### [Material shown]
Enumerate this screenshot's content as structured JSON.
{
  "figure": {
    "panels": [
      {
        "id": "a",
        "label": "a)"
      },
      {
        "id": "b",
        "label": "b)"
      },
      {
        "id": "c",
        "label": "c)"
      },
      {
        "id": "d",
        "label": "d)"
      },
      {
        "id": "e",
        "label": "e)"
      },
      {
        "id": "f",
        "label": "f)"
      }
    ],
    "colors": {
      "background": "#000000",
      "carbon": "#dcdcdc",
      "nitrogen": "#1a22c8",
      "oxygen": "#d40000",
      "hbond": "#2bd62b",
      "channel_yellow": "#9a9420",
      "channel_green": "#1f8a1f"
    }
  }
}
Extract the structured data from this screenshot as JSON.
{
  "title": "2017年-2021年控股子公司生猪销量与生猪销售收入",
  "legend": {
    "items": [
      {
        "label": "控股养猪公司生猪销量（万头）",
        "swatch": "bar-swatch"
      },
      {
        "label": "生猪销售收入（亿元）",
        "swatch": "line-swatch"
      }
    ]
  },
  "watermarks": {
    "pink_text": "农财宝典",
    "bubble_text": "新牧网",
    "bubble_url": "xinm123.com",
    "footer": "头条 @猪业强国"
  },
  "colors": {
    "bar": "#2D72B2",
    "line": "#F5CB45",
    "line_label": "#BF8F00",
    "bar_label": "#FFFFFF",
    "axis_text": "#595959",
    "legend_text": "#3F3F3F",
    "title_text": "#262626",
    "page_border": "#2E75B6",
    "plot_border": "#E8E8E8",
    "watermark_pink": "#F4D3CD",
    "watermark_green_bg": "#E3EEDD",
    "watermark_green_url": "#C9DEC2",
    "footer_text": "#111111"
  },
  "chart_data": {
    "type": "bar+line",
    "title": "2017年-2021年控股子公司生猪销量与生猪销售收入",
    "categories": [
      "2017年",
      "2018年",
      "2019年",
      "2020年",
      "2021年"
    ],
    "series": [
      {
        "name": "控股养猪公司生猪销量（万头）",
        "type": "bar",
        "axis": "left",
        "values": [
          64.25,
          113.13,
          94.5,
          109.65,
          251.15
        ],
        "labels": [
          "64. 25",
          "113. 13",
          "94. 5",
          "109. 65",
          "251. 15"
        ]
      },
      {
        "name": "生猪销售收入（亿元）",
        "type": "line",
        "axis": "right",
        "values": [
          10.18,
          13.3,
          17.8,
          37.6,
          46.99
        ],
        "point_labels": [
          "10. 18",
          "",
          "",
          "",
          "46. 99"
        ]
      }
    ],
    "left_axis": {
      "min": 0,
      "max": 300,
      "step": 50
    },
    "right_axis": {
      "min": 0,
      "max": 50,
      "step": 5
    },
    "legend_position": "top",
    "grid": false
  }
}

### [Aim of the exercise]
Please copy out each record, character for character.

### [Response to the task]
Enumerate this screenshot's content as structured JSON.
{
  "figure": {
    "panels": [
      {
        "id": "a",
        "label": "a)"
      },
      {
        "id": "b",
        "label": "b)"
      },
      {
        "id": "c",
        "label": "c)"
      },
      {
        "id": "d",
        "label": "d)"
      },
      {
        "id": "e",
        "label": "e)"
      },
      {
        "id": "f",
        "label": "f)"
      }
    ],
    "colors": {
      "background": "#000000",
      "carbon": "#dcdcdc",
      "nitrogen": "#1a22c8",
      "oxygen": "#d40000",
      "hbond": "#2bd62b",
      "channel_yellow": "#9a9420",
      "channel_green": "#1f8a1f"
    }
  }
}
Extract the structured data from this screenshot as JSON.
{
  "title": "2017年-2021年控股子公司生猪销量与生猪销售收入",
  "legend": {
    "items": [
      {
        "label": "控股养猪公司生猪销量（万头）",
        "swatch": "bar-swatch"
      },
      {
        "label": "生猪销售收入（亿元）",
        "swatch": "line-swatch"
      }
    ]
  },
  "watermarks": {
    "pink_text": "农财宝典",
    "bubble_text": "新牧网",
    "bubble_url": "xinm123.com",
    "footer": "头条 @猪业强国"
  },
  "colors": {
    "bar": "#2D72B2",
    "line": "#F5CB45",
    "line_label": "#BF8F00",
    "bar_label": "#FFFFFF",
    "axis_text": "#595959",
    "legend_text": "#3F3F3F",
    "title_text": "#262626",
    "page_border": "#2E75B6",
    "plot_border": "#E8E8E8",
    "watermark_pink": "#F4D3CD",
    "watermark_green_bg": "#E3EEDD",
    "watermark_green_url": "#C9DEC2",
    "footer_text": "#111111"
  },
  "chart_data": {
    "type": "bar+line",
    "title": "2017年-2021年控股子公司生猪销量与生猪销售收入",
    "categories": [
      "2017年",
      "2018年",
      "2019年",
      "2020年",
      "2021年"
    ],
    "series": [
      {
        "name": "控股养猪公司生猪销量（万头）",
        "type": "bar",
        "axis": "left",
        "values": [
          64.25,
          113.13,
          94.5,
          109.65,
          251.15
        ],
        "labels": [
          "64. 25",
          "113. 13",
          "94. 5",
          "109. 65",
          "251. 15"
        ]
      },
      {
        "name": "生猪销售收入（亿元）",
        "type": "line",
        "axis": "right",
        "values": [
          10.18,
          13.3,
          17.8,
          37.6,
          46.99
        ],
        "point_labels": [
          "10. 18",
          "",
          "",
          "",
          "46. 99"
        ]
      }
    ],
    "left_axis": {
      "min": 0,
      "max": 300,
      "step": 50
    },
    "right_axis": {
      "min": 0,
      "max": 50,
      "step": 5
    },
    "legend_position": "top",
    "grid": false
  }
}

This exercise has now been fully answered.